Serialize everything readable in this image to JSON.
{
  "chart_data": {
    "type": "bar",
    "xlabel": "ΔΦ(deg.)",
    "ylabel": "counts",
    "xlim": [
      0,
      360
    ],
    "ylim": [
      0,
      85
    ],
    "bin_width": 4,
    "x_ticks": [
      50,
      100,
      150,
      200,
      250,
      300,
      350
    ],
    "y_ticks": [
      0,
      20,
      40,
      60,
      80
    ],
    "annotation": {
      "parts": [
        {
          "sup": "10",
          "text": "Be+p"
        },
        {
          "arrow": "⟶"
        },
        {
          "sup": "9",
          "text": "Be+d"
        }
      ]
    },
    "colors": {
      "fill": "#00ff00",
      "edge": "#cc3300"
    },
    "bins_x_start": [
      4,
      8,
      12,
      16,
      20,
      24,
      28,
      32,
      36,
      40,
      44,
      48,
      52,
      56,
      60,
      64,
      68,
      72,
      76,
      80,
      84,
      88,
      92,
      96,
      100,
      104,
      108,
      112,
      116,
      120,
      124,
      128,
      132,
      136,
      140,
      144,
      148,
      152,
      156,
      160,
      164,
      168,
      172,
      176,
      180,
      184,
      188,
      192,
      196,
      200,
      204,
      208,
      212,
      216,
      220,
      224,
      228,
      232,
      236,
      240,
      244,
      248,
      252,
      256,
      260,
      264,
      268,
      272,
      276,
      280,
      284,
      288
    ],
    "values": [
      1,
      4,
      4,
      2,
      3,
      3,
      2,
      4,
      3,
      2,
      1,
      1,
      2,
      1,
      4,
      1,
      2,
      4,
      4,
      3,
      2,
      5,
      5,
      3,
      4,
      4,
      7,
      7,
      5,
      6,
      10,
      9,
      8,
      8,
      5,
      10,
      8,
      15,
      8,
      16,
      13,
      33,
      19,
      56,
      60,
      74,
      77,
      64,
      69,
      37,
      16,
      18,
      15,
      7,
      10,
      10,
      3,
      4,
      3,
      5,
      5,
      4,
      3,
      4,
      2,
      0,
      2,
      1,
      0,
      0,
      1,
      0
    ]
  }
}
-----
== What you will do ==
Would you copy out each line exactly as written?

== Result of this exercise ==
Serialize everything readable in this image to JSON.
{
  "chart_data": {
    "type": "bar",
    "xlabel": "ΔΦ(deg.)",
    "ylabel": "counts",
    "xlim": [
      0,
      360
    ],
    "ylim": [
      0,
      85
    ],
    "bin_width": 4,
    "x_ticks": [
      50,
      100,
      150,
      200,
      250,
      300,
      350
    ],
    "y_ticks": [
      0,
      20,
      40,
      60,
      80
    ],
    "annotation": {
      "parts": [
        {
          "sup": "10",
          "text": "Be+p"
        },
        {
          "arrow": "⟶"
        },
        {
          "sup": "9",
          "text": "Be+d"
        }
      ]
    },
    "colors": {
      "fill": "#00ff00",
      "edge": "#cc3300"
    },
    "bins_x_start": [
      4,
      8,
      12,
      16,
      20,
      24,
      28,
      32,
      36,
      40,
      44,
      48,
      52,
      56,
      60,
      64,
      68,
      72,
      76,
      80,
      84,
      88,
      92,
      96,
      100,
      104,
      108,
      112,
      116,
      120,
      124,
      128,
      132,
      136,
      140,
      144,
      148,
      152,
      156,
      160,
      164,
      168,
      172,
      176,
      180,
      184,
      188,
      192,
      196,
      200,
      204,
      208,
      212,
      216,
      220,
      224,
      228,
      232,
      236,
      240,
      244,
      248,
      252,
      256,
      260,
      264,
      268,
      272,
      276,
      280,
      284,
      288
    ],
    "values": [
      1,
      4,
      4,
      2,
      3,
      3,
      2,
      4,
      3,
      2,
      1,
      1,
      2,
      1,
      4,
      1,
      2,
      4,
      4,
      3,
      2,
      5,
      5,
      3,
      4,
      4,
      7,
      7,
      5,
      6,
      10,
      9,
      8,
      8,
      5,
      10,
      8,
      15,
      8,
      16,
      13,
      33,
      19,
      56,
      60,
      74,
      77,
      64,
      69,
      37,
      16,
      18,
      15,
      7,
      10,
      10,
      3,
      4,
      3,
      5,
      5,
      4,
      3,
      4,
      2,
      0,
      2,
      1,
      0,
      0,
      1,
      0
    ]
  }
}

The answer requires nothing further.